Exercise requirements »
**1.** Repeat the passage of the caption between "The capture of" and "University of Michigan.", inclusive.
**2.** According to the caption, in what year was the mezzotint made?
**3.** For each statement, say whether it agrees with the caption, and quote the words that decide it: (a) the Prudent is shown aground at left; (b) the harborside batteries fire effectively; (c) Admiral Boscawen ordered three detachments of sailors.

Excerpt provided »
****************************************

The capture of the Bienfaisant. Admiral Boscawen ordered two detachments of sailors to enter the harbor in boats on the night of July 25 to capture the only two surviving French men-of-war. In this splendid 1771 mezzotint the Prudent, aground at left, has been set ablaze; meanwhile, the Bienfaisant, already wearing the Union Jack, is being towed out of cannon range as the harborside batteries open an ineffectual fire. Courtesy of the William L. Clements Library at the University of Michigan.

****************************************

Collection entries
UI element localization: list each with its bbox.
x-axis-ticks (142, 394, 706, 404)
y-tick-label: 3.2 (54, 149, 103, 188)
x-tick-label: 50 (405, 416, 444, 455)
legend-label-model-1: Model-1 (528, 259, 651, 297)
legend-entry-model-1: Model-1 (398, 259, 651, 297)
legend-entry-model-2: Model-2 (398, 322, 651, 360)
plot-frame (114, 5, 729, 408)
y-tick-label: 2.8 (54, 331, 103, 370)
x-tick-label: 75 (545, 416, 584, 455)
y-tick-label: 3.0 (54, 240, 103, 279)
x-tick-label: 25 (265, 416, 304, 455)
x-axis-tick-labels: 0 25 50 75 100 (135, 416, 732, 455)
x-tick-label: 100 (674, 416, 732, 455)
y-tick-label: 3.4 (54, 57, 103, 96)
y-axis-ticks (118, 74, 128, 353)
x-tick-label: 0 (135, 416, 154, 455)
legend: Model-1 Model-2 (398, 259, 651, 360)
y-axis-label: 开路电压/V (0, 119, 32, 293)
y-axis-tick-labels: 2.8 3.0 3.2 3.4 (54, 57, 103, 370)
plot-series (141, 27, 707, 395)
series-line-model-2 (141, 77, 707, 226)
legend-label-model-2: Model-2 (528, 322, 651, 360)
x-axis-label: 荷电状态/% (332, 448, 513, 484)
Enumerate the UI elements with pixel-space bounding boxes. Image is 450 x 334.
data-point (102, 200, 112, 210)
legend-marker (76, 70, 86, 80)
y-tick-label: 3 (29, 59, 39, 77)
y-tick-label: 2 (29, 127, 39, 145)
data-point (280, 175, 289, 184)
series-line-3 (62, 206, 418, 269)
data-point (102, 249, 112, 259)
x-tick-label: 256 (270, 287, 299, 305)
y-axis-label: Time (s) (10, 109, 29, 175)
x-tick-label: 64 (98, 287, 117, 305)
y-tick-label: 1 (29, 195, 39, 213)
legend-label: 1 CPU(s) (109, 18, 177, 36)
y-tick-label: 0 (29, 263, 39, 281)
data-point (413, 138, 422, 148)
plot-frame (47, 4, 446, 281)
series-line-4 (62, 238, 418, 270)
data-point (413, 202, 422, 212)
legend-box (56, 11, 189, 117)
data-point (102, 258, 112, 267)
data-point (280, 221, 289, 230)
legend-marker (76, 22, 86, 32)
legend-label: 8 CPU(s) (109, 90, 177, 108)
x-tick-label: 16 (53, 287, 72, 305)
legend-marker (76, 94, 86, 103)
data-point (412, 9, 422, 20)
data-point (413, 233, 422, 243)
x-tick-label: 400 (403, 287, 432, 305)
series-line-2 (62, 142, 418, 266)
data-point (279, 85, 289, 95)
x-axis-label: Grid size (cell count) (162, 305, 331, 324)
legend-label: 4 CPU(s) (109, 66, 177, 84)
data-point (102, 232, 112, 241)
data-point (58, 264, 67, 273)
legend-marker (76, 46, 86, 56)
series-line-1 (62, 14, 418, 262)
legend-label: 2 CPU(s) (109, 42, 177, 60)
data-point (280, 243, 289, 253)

****************************************

Answers to the exercise »
**1.**
The capture of the Bienfaisant. Admiral Boscawen ordered two detachments of sailors to enter the harbor in boats on the night of July 25 to capture the only two surviving French men-of-war. In this splendid 1771 mezzotint the Prudent, aground at left, has been set ablaze; meanwhile, the Bienfaisant, already wearing the Union Jack, is being towed out of cannon range as the harborside batteries open an ineffectual fire. Courtesy of the William L. Clements Library at the University of Michigan.

**2.** 1771

**3.**
(a) Yes: "the Prudent, aground at left, has been set ablaze"
(b) No: "as the harborside batteries open an ineffectual fire"
(c) No: "Admiral Boscawen ordered two detachments of sailors"